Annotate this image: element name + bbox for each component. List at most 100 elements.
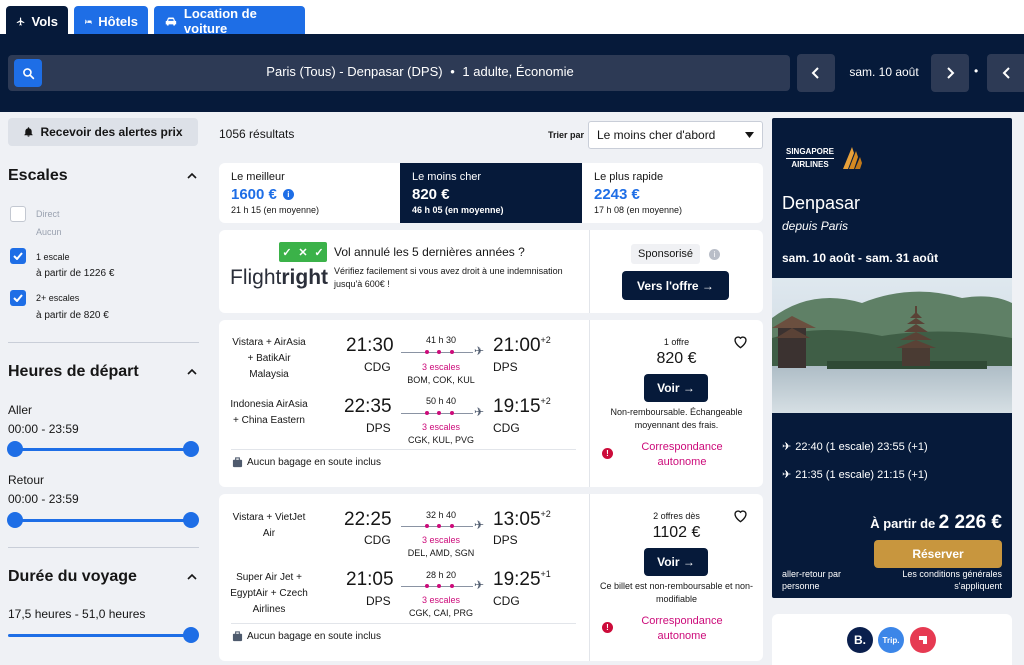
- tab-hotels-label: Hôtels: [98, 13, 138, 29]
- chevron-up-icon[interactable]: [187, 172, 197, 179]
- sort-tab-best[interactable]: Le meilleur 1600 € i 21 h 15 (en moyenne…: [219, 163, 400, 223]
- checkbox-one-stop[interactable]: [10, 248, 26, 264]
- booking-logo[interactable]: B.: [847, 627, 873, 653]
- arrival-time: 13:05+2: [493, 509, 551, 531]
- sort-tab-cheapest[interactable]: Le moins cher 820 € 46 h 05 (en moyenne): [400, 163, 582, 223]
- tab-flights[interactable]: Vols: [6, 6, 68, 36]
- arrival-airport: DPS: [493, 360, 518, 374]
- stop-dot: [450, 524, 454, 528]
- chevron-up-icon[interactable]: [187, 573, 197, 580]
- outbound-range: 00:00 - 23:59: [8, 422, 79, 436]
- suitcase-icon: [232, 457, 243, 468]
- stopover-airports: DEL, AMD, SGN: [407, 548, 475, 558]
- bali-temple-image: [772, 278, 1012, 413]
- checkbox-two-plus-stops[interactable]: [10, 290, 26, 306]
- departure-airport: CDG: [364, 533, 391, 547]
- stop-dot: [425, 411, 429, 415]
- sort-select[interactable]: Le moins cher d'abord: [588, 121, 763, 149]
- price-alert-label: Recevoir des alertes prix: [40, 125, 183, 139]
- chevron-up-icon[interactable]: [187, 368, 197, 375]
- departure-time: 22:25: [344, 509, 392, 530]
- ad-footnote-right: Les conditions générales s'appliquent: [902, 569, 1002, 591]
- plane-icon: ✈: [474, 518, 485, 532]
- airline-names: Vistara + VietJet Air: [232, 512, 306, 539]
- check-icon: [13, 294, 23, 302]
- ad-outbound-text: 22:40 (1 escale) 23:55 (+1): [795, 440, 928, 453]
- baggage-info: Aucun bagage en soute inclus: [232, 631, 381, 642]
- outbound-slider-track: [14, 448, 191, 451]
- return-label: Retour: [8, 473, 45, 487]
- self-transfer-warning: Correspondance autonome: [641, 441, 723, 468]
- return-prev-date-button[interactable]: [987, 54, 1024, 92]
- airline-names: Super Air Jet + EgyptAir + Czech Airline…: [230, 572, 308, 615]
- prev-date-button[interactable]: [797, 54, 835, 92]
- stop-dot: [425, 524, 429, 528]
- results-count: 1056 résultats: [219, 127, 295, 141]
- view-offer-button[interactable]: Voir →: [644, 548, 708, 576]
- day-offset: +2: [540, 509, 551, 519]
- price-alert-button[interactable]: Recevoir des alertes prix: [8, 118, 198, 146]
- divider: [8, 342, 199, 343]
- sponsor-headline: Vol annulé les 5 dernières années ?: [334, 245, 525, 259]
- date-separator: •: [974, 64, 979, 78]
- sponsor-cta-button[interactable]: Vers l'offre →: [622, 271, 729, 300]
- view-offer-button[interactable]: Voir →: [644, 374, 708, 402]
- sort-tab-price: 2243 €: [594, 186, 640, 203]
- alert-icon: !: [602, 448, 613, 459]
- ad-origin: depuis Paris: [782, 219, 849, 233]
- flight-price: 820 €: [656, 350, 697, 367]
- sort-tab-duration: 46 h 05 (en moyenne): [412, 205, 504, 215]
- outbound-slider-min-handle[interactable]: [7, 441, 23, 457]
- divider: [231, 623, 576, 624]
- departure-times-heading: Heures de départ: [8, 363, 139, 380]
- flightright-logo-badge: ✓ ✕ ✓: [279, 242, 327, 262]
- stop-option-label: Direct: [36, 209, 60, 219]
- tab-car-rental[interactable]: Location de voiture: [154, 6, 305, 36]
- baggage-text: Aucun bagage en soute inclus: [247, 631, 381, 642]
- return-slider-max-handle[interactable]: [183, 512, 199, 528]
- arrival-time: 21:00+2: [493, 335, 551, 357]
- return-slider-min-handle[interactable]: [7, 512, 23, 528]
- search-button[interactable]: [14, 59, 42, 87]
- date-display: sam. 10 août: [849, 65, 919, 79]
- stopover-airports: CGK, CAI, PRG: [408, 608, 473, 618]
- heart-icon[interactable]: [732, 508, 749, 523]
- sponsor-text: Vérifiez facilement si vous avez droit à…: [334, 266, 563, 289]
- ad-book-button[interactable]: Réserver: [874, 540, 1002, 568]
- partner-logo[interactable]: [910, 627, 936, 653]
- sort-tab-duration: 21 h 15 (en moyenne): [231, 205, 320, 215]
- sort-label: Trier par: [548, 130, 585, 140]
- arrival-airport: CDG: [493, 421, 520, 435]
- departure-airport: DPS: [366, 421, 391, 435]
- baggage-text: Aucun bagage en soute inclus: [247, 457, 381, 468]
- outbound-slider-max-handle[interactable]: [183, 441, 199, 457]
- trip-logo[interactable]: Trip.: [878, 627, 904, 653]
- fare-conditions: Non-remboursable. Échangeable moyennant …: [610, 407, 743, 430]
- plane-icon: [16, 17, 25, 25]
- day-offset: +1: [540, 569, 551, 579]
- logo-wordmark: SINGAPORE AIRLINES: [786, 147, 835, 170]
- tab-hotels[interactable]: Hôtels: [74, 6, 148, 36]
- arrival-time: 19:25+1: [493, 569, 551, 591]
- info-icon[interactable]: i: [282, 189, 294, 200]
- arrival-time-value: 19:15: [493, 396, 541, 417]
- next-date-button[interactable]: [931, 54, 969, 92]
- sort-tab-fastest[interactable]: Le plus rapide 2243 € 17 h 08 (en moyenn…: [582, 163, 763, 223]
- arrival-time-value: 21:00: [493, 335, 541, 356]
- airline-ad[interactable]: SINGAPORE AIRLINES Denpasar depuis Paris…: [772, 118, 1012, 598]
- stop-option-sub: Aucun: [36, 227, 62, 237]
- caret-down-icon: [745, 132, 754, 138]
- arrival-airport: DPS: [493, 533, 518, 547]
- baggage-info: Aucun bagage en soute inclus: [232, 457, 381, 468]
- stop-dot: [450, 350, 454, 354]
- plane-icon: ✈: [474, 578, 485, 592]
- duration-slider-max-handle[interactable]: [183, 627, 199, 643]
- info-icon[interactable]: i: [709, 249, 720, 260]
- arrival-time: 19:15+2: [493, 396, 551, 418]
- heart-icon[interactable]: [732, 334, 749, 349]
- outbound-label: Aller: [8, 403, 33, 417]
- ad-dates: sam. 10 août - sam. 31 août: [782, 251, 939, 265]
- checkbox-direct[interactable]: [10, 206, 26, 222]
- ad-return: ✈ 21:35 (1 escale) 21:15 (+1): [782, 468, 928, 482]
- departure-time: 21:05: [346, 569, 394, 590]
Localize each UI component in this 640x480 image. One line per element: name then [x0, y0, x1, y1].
○ ○ ○ ○ ○ ○ ○
TASK =
Please copy every line of the records above exactly, leaving out the pictures.

OUTPUT FOR THIS EXERCISE =
Annotate this image: element name + bbox for each component. List at most 100 elements.
- tab-hotels-label: Hôtels: [98, 13, 138, 29]
- chevron-up-icon[interactable]: [187, 172, 197, 179]
- sort-tab-best[interactable]: Le meilleur 1600 € i 21 h 15 (en moyenne…: [219, 163, 400, 223]
- checkbox-one-stop[interactable]: [10, 248, 26, 264]
- booking-logo[interactable]: B.: [847, 627, 873, 653]
- arrival-time: 13:05+2: [493, 509, 551, 531]
- sort-tab-cheapest[interactable]: Le moins cher 820 € 46 h 05 (en moyenne): [400, 163, 582, 223]
- tab-flights[interactable]: Vols: [6, 6, 68, 36]
- arrival-airport: DPS: [493, 360, 518, 374]
- stop-dot: [450, 524, 454, 528]
- chevron-up-icon[interactable]: [187, 573, 197, 580]
- outbound-range: 00:00 - 23:59: [8, 422, 79, 436]
- suitcase-icon: [232, 457, 243, 468]
- stopover-airports: DEL, AMD, SGN: [407, 548, 475, 558]
- bali-temple-image: [772, 278, 1012, 413]
- checkbox-two-plus-stops[interactable]: [10, 290, 26, 306]
- departure-airport: CDG: [364, 533, 391, 547]
- stop-dot: [425, 411, 429, 415]
- sort-select[interactable]: Le moins cher d'abord: [588, 121, 763, 149]
- price-alert-label: Recevoir des alertes prix: [40, 125, 183, 139]
- chevron-up-icon[interactable]: [187, 368, 197, 375]
- departure-time: 22:25: [344, 509, 392, 530]
- ad-footnote-right: Les conditions générales s'appliquent: [902, 569, 1002, 591]
- plane-icon: ✈: [474, 518, 485, 532]
- airline-names: Vistara + VietJet Air: [232, 512, 306, 539]
- check-icon: [13, 294, 23, 302]
- ad-outbound-text: 22:40 (1 escale) 23:55 (+1): [795, 440, 928, 453]
- baggage-info: Aucun bagage en soute inclus: [232, 631, 381, 642]
- outbound-slider-track: [14, 448, 191, 451]
- return-label: Retour: [8, 473, 45, 487]
- self-transfer-warning: Correspondance autonome: [641, 441, 723, 468]
- return-prev-date-button[interactable]: [987, 54, 1024, 92]
- airline-names: Super Air Jet + EgyptAir + Czech Airline…: [230, 572, 308, 615]
- prev-date-button[interactable]: [797, 54, 835, 92]
- stop-dot: [425, 524, 429, 528]
- results-count: 1056 résultats: [219, 127, 295, 141]
- view-offer-button[interactable]: Voir →: [644, 548, 708, 576]
- day-offset: +2: [540, 509, 551, 519]
- price-alert-button[interactable]: Recevoir des alertes prix: [8, 118, 198, 146]
- divider: [8, 342, 199, 343]
- sponsor-headline: Vol annulé les 5 dernières années ?: [334, 245, 525, 259]
- date-separator: •: [974, 64, 979, 78]
- sponsor-cta-button[interactable]: Vers l'offre →: [622, 271, 729, 300]
- view-offer-button[interactable]: Voir →: [644, 374, 708, 402]
- sort-tab-price: 2243 €: [594, 186, 640, 203]
- alert-icon: !: [602, 448, 613, 459]
- ad-origin: depuis Paris: [782, 219, 849, 233]
- flight-price: 820 €: [656, 350, 697, 367]
- sort-tab-duration: 46 h 05 (en moyenne): [412, 205, 504, 215]
- outbound-slider-min-handle[interactable]: [7, 441, 23, 457]
- divider: [231, 623, 576, 624]
- departure-times-heading: Heures de départ: [8, 363, 139, 380]
- flightright-logo-badge: ✓ ✕ ✓: [279, 242, 327, 262]
- stop-option-label: Direct: [36, 209, 60, 219]
- tab-car-rental[interactable]: Location de voiture: [154, 6, 305, 36]
- baggage-text: Aucun bagage en soute inclus: [247, 631, 381, 642]
- return-slider-max-handle[interactable]: [183, 512, 199, 528]
- arrival-time: 21:00+2: [493, 335, 551, 357]
- return-slider-min-handle[interactable]: [7, 512, 23, 528]
- search-button[interactable]: [14, 59, 42, 87]
- date-display: sam. 10 août: [849, 65, 919, 79]
- stopover-airports: CGK, CAI, PRG: [408, 608, 473, 618]
- heart-icon[interactable]: [732, 508, 749, 523]
- sponsor-text: Vérifiez facilement si vous avez droit à…: [334, 266, 563, 289]
- ad-book-button[interactable]: Réserver: [874, 540, 1002, 568]
- partner-logo[interactable]: [910, 627, 936, 653]
- sort-tab-duration: 21 h 15 (en moyenne): [231, 205, 320, 215]
- sort-label: Trier par: [548, 130, 585, 140]
- arrival-airport: CDG: [493, 421, 520, 435]
- departure-airport: DPS: [366, 421, 391, 435]
- baggage-text: Aucun bagage en soute inclus: [247, 457, 381, 468]
- outbound-slider-max-handle[interactable]: [183, 441, 199, 457]
- trip-logo[interactable]: Trip.: [878, 627, 904, 653]
- fare-conditions: Non-remboursable. Échangeable moyennant …: [610, 407, 743, 430]
- plane-icon: [16, 17, 25, 25]
- day-offset: +1: [540, 569, 551, 579]
- logo-wordmark: SINGAPORE AIRLINES: [786, 147, 835, 170]
- tab-hotels[interactable]: Hôtels: [74, 6, 148, 36]
- arrival-time: 19:25+1: [493, 569, 551, 591]
- info-icon[interactable]: i: [282, 189, 294, 200]
- arrival-time-value: 19:15: [493, 396, 541, 417]
- next-date-button[interactable]: [931, 54, 969, 92]
- sort-tab-fastest[interactable]: Le plus rapide 2243 € 17 h 08 (en moyenn…: [582, 163, 763, 223]
- arrival-time-value: 21:00: [493, 335, 541, 356]
- airline-ad[interactable]: SINGAPORE AIRLINES Denpasar depuis Paris…: [772, 118, 1012, 598]
- stop-option-sub: Aucun: [36, 227, 62, 237]
- caret-down-icon: [745, 132, 754, 138]
- arrival-airport: DPS: [493, 533, 518, 547]
- baggage-info: Aucun bagage en soute inclus: [232, 457, 381, 468]
- stop-dot: [450, 350, 454, 354]
- plane-icon: ✈: [474, 578, 485, 592]
- duration-slider-max-handle[interactable]: [183, 627, 199, 643]
- info-icon[interactable]: i: [709, 249, 720, 260]
- arrival-time: 19:15+2: [493, 396, 551, 418]
- heart-icon[interactable]: [732, 334, 749, 349]
- outbound-label: Aller: [8, 403, 33, 417]
- ad-dates: sam. 10 août - sam. 31 août: [782, 251, 939, 265]
- checkbox-direct[interactable]: [10, 206, 26, 222]
- ad-return: ✈ 21:35 (1 escale) 21:15 (+1): [782, 468, 928, 482]
- departure-time: 21:05: [346, 569, 394, 590]
Localize each UI component in this 640x480 image. One line per element: name then [x0, y0, x1, y1].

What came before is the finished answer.